[Dataset rows about figures]
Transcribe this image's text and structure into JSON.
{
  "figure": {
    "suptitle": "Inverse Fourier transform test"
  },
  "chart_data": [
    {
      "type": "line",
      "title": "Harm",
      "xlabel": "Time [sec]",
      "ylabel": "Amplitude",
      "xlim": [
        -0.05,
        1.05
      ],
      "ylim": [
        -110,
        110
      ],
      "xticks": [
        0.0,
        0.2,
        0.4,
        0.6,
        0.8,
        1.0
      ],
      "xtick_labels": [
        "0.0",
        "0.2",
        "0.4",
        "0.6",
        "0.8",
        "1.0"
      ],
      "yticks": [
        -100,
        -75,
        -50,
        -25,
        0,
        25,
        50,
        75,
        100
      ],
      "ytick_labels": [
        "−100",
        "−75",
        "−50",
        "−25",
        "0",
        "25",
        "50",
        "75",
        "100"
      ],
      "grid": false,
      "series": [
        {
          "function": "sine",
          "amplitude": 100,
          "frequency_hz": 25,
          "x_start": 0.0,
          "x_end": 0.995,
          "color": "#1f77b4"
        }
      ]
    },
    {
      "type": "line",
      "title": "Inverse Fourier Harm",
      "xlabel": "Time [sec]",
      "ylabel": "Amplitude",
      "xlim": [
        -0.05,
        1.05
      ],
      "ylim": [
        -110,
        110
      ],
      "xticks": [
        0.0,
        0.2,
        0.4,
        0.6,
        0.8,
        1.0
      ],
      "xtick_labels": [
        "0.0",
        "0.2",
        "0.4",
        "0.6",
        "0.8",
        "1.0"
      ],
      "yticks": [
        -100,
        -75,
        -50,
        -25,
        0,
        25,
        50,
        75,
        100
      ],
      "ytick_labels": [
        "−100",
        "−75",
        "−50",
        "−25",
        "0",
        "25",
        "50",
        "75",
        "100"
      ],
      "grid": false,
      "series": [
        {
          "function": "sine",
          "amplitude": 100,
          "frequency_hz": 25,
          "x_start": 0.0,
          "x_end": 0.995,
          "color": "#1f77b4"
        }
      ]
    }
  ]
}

• [Your objective] Return the entries above exactly as they appear.

• [Answer]
Transcribe this image's text and structure into JSON.
{
  "figure": {
    "suptitle": "Inverse Fourier transform test"
  },
  "chart_data": [
    {
      "type": "line",
      "title": "Harm",
      "xlabel": "Time [sec]",
      "ylabel": "Amplitude",
      "xlim": [
        -0.05,
        1.05
      ],
      "ylim": [
        -110,
        110
      ],
      "xticks": [
        0.0,
        0.2,
        0.4,
        0.6,
        0.8,
        1.0
      ],
      "xtick_labels": [
        "0.0",
        "0.2",
        "0.4",
        "0.6",
        "0.8",
        "1.0"
      ],
      "yticks": [
        -100,
        -75,
        -50,
        -25,
        0,
        25,
        50,
        75,
        100
      ],
      "ytick_labels": [
        "−100",
        "−75",
        "−50",
        "−25",
        "0",
        "25",
        "50",
        "75",
        "100"
      ],
      "grid": false,
      "series": [
        {
          "function": "sine",
          "amplitude": 100,
          "frequency_hz": 25,
          "x_start": 0.0,
          "x_end": 0.995,
          "color": "#1f77b4"
        }
      ]
    },
    {
      "type": "line",
      "title": "Inverse Fourier Harm",
      "xlabel": "Time [sec]",
      "ylabel": "Amplitude",
      "xlim": [
        -0.05,
        1.05
      ],
      "ylim": [
        -110,
        110
      ],
      "xticks": [
        0.0,
        0.2,
        0.4,
        0.6,
        0.8,
        1.0
      ],
      "xtick_labels": [
        "0.0",
        "0.2",
        "0.4",
        "0.6",
        "0.8",
        "1.0"
      ],
      "yticks": [
        -100,
        -75,
        -50,
        -25,
        0,
        25,
        50,
        75,
        100
      ],
      "ytick_labels": [
        "−100",
        "−75",
        "−50",
        "−25",
        "0",
        "25",
        "50",
        "75",
        "100"
      ],
      "grid": false,
      "series": [
        {
          "function": "sine",
          "amplitude": 100,
          "frequency_hz": 25,
          "x_start": 0.0,
          "x_end": 0.995,
          "color": "#1f77b4"
        }
      ]
    }
  ]
}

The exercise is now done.